## Problem requirements
Copy each line exactly. Drop every picture.

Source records
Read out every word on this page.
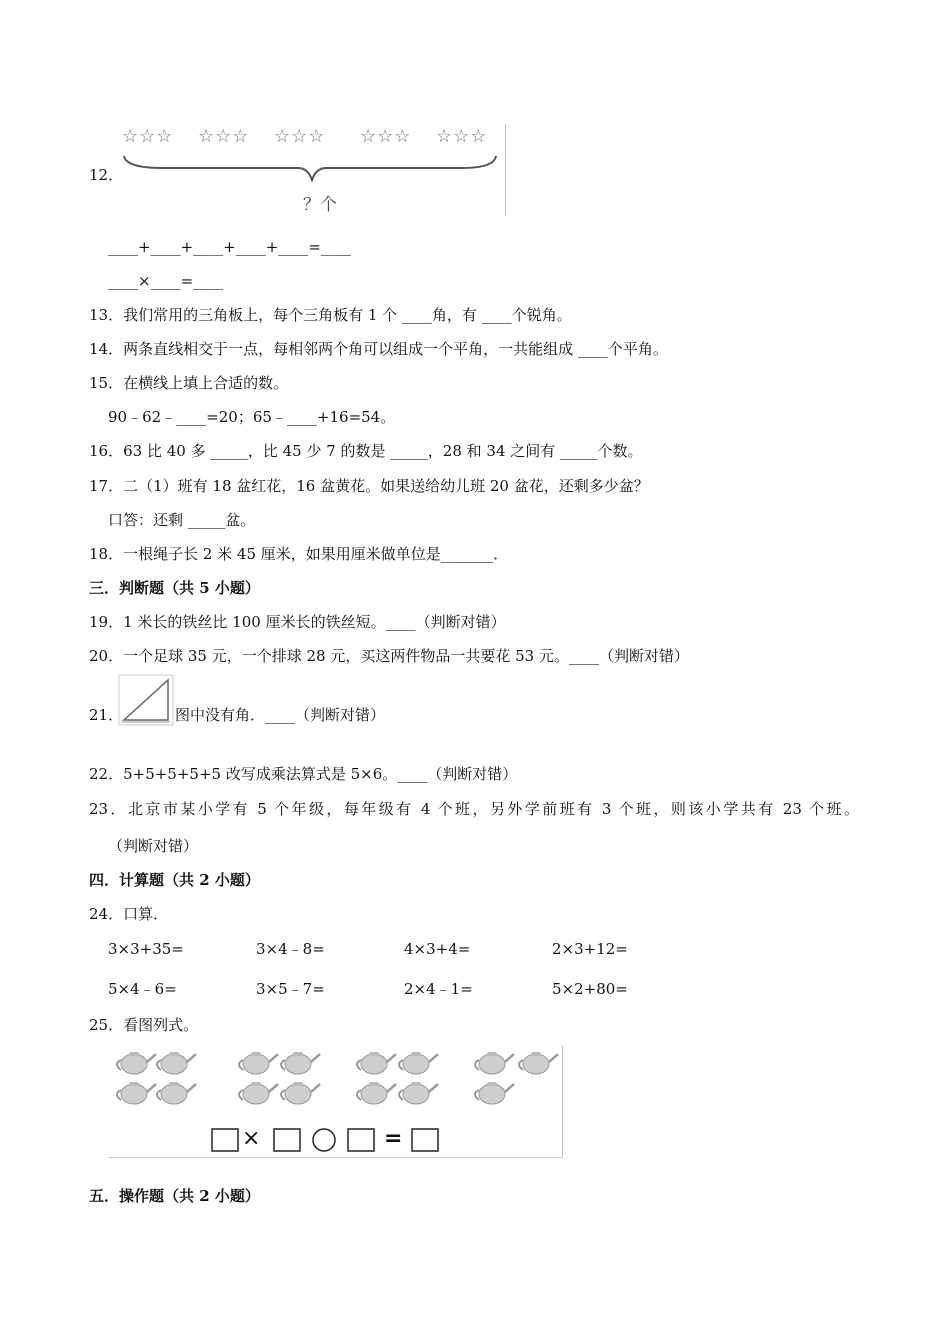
12．
☆☆☆ ☆☆☆ ☆☆☆ ☆☆☆ ☆☆☆
？个
____+____+____+____+____=____
____×____=____
13．我们常用的三角板上，每个三角板有 1 个 ____角，有 ____个锐角。
14．两条直线相交于一点，每相邻两个角可以组成一个平角，一共能组成 ____个平角。
15．在横线上填上合适的数。
90﹣62﹣____=20；65﹣____+16=54。
16．63 比 40 多 _____，比 45 少 7 的数是 _____，28 和 34 之间有 _____个数。
17．二（1）班有 18 盆红花，16 盆黄花。如果送给幼儿班 20 盆花，还剩多少盆？
口答：还剩 _____盆。
18．一根绳子长 2 米 45 厘米，如果用厘米做单位是_______．
三．判断题（共 5 小题）
19．1 米长的铁丝比 100 厘米长的铁丝短。____（判断对错）
20．一个足球 35 元，一个排球 28 元，买这两件物品一共要花 53 元。____（判断对错）
21．	图中没有角．____（判断对错）
22．5+5+5+5+5 改写成乘法算式是 5×6。____（判断对错）
23．北京市某小学有 5 个年级，每年级有 4 个班，另外学前班有 3 个班，则该小学共有 23 个班。
（判断对错）
四．计算题（共 2 小题）
24．口算．
3×3+35=	3×4﹣8=	4×3+4=	2×3+12=
5×4﹣6=	3×5﹣7=	2×4﹣1=	5×2+80=
25．看图列式。
×	=
五．操作题（共 2 小题）
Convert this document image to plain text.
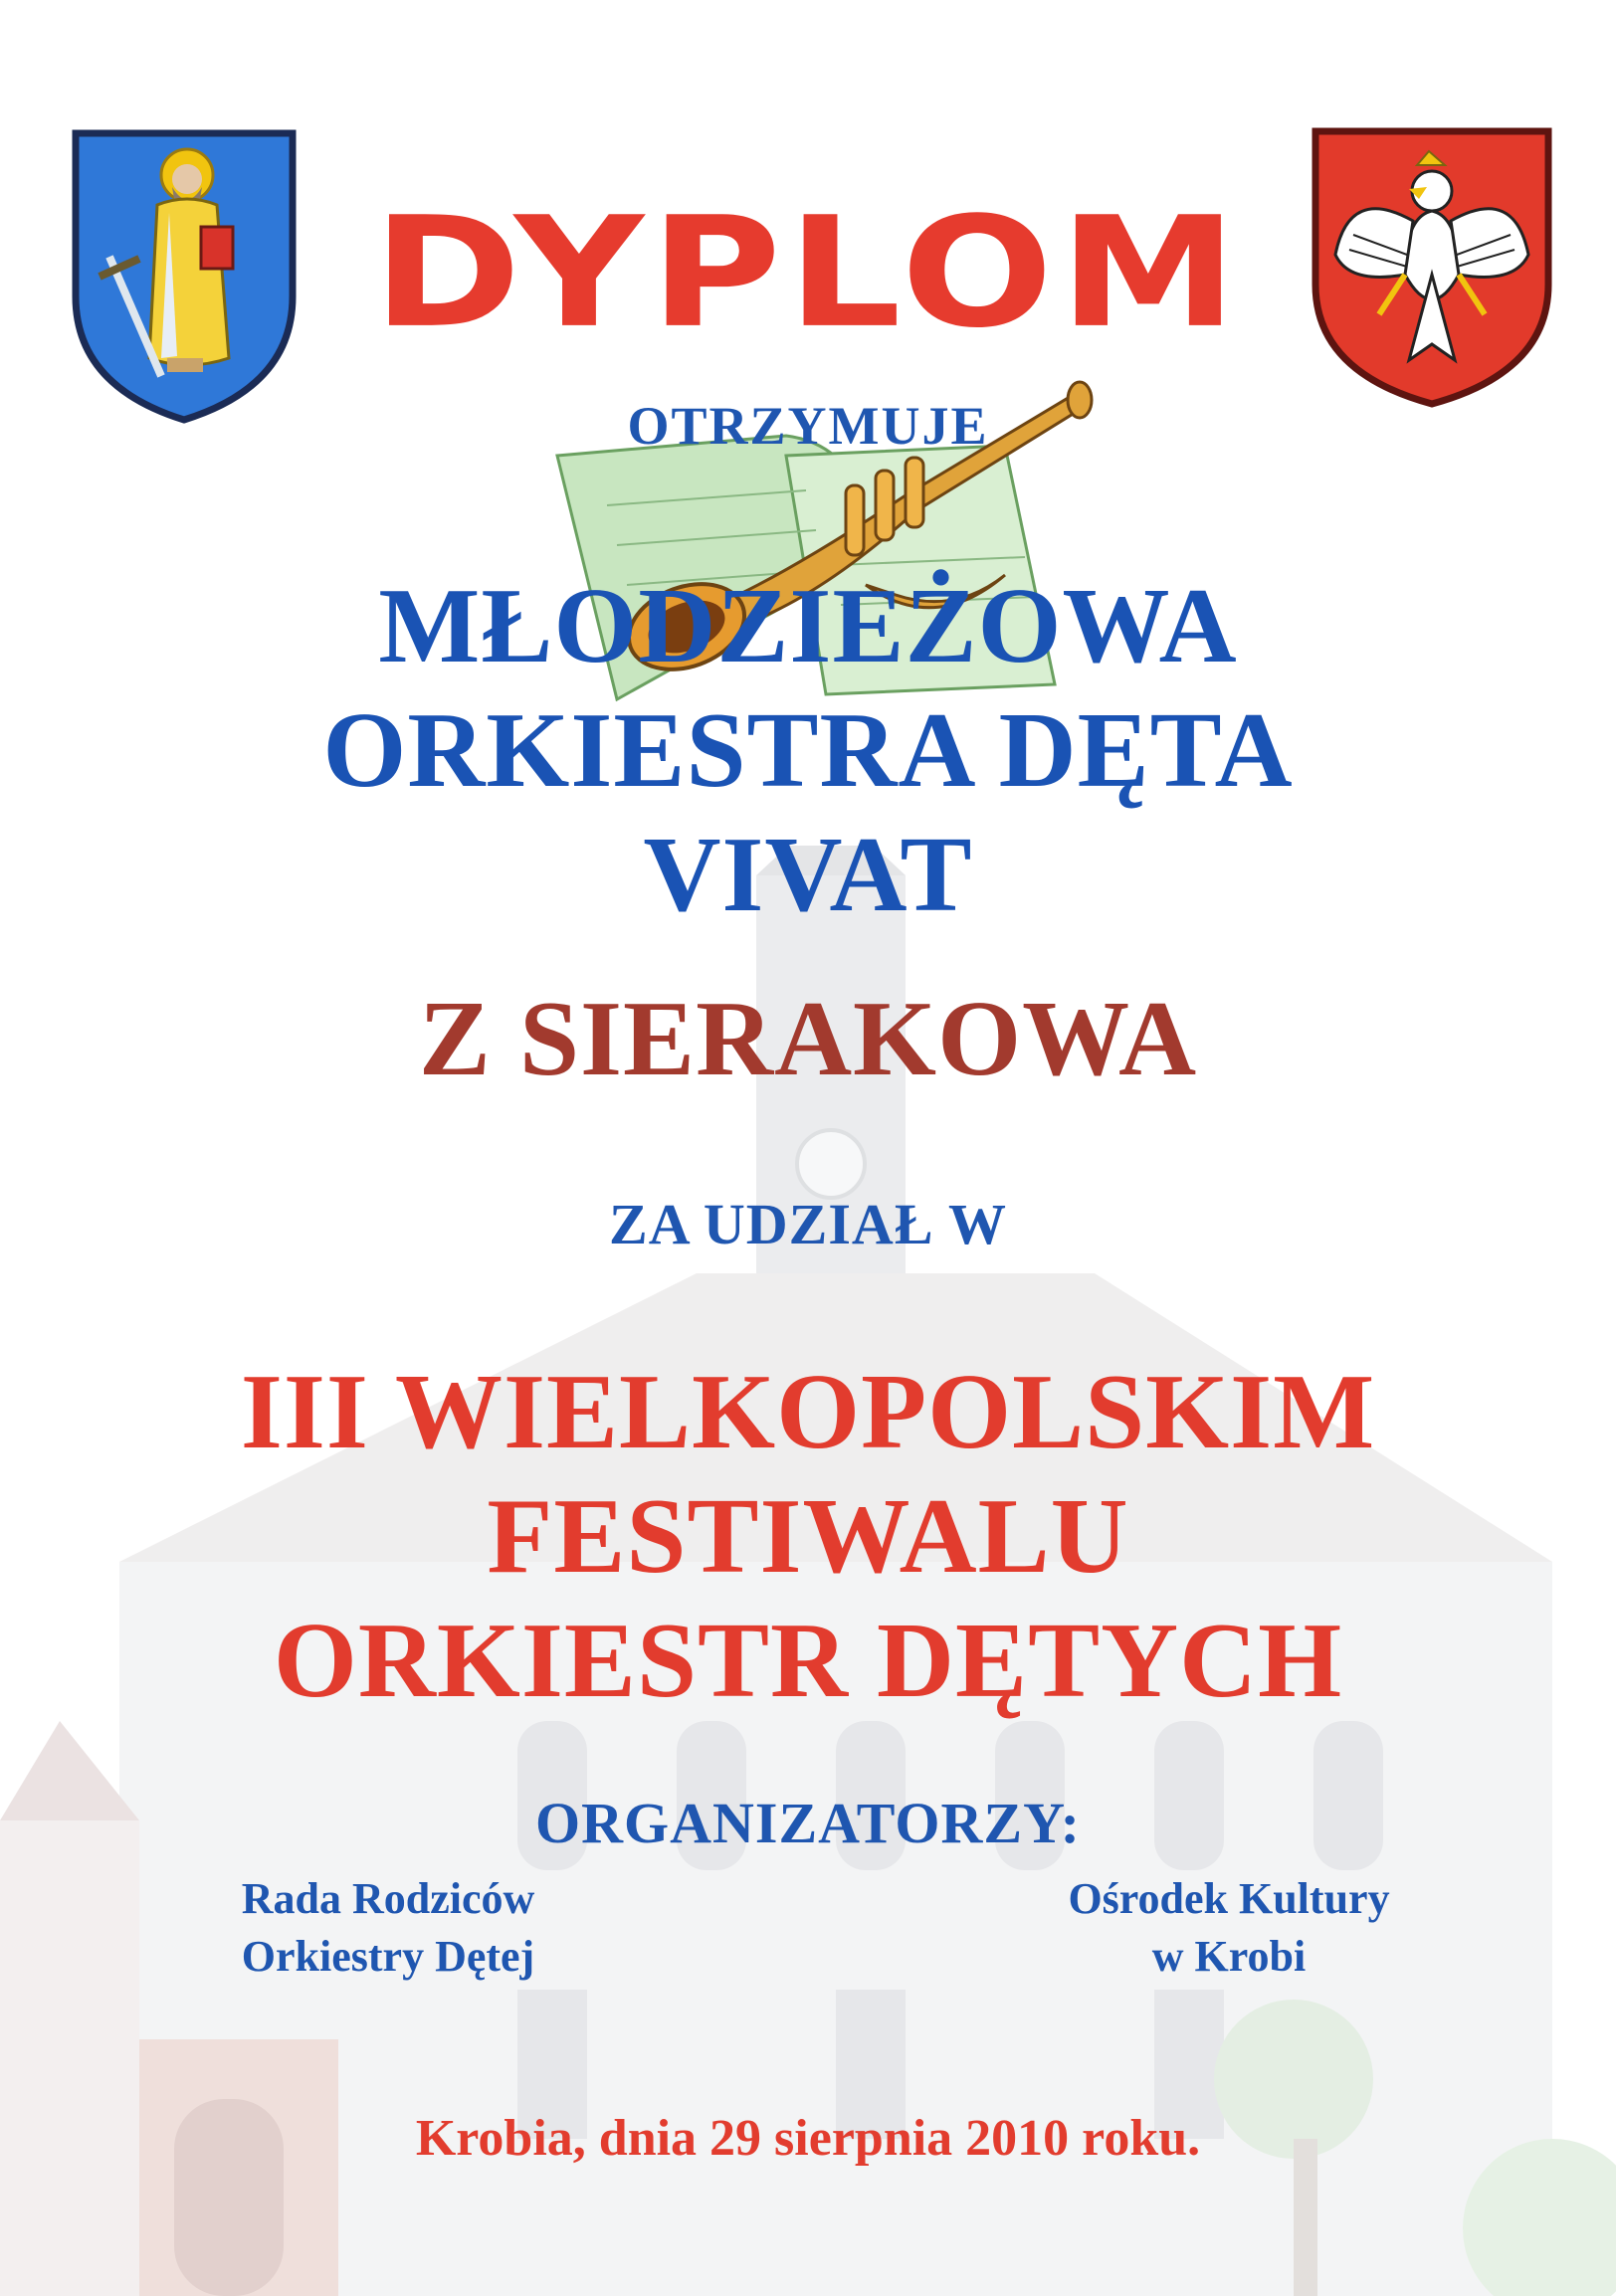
DYPLOM
OTRZYMUJE
MŁODZIEŻOWA
ORKIESTRA DĘTA
VIVAT
Z SIERAKOWA
ZA UDZIAŁ W
III WIELKOPOLSKIM
FESTIWALU
ORKIESTR DĘTYCH
ORGANIZATORZY:
Rada Rodziców
Orkiestry Dętej
Ośrodek Kultury
w Krobi
Krobia, dnia 29 sierpnia 2010 roku.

## Answer below
Read out every word on this page.
12．
☆☆☆ ☆☆☆ ☆☆☆ ☆☆☆ ☆☆☆
？个
____+____+____+____+____=____
____×____=____
13．我们常用的三角板上，每个三角板有 1 个 ____角，有 ____个锐角。
14．两条直线相交于一点，每相邻两个角可以组成一个平角，一共能组成 ____个平角。
15．在横线上填上合适的数。
90﹣62﹣____=20；65﹣____+16=54。
16．63 比 40 多 _____，比 45 少 7 的数是 _____，28 和 34 之间有 _____个数。
17．二（1）班有 18 盆红花，16 盆黄花。如果送给幼儿班 20 盆花，还剩多少盆？
口答：还剩 _____盆。
18．一根绳子长 2 米 45 厘米，如果用厘米做单位是_______．
三．判断题（共 5 小题）
19．1 米长的铁丝比 100 厘米长的铁丝短。____（判断对错）
20．一个足球 35 元，一个排球 28 元，买这两件物品一共要花 53 元。____（判断对错）
21．	图中没有角．____（判断对错）
22．5+5+5+5+5 改写成乘法算式是 5×6。____（判断对错）
23．北京市某小学有 5 个年级，每年级有 4 个班，另外学前班有 3 个班，则该小学共有 23 个班。
（判断对错）
四．计算题（共 2 小题）
24．口算．
3×3+35=	3×4﹣8=	4×3+4=	2×3+12=
5×4﹣6=	3×5﹣7=	2×4﹣1=	5×2+80=
25．看图列式。
×	=
五．操作题（共 2 小题）
Convert this document image to plain text.
DYPLOM
OTRZYMUJE
MŁODZIEŻOWA
ORKIESTRA DĘTA
VIVAT
Z SIERAKOWA
ZA UDZIAŁ W
III WIELKOPOLSKIM
FESTIWALU
ORKIESTR DĘTYCH
ORGANIZATORZY:
Rada Rodziców
Orkiestry Dętej
Ośrodek Kultury
w Krobi
Krobia, dnia 29 sierpnia 2010 roku.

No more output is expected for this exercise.